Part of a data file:
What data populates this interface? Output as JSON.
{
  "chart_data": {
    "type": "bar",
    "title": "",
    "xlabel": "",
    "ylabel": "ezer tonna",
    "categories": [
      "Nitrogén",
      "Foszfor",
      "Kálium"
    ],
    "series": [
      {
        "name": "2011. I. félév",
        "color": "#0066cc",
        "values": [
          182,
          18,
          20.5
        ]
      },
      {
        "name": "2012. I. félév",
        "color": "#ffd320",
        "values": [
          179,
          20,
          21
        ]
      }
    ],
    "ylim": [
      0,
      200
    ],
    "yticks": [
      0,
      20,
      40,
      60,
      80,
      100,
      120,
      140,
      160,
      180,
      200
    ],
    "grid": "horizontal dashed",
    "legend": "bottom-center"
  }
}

▸ WORK TO BE COMPLETED
Reproduce every line above without error.

▸ RESPONSE
What data populates this interface? Output as JSON.
{
  "chart_data": {
    "type": "bar",
    "title": "",
    "xlabel": "",
    "ylabel": "ezer tonna",
    "categories": [
      "Nitrogén",
      "Foszfor",
      "Kálium"
    ],
    "series": [
      {
        "name": "2011. I. félév",
        "color": "#0066cc",
        "values": [
          182,
          18,
          20.5
        ]
      },
      {
        "name": "2012. I. félév",
        "color": "#ffd320",
        "values": [
          179,
          20,
          21
        ]
      }
    ],
    "ylim": [
      0,
      200
    ],
    "yticks": [
      0,
      20,
      40,
      60,
      80,
      100,
      120,
      140,
      160,
      180,
      200
    ],
    "grid": "horizontal dashed",
    "legend": "bottom-center"
  }
}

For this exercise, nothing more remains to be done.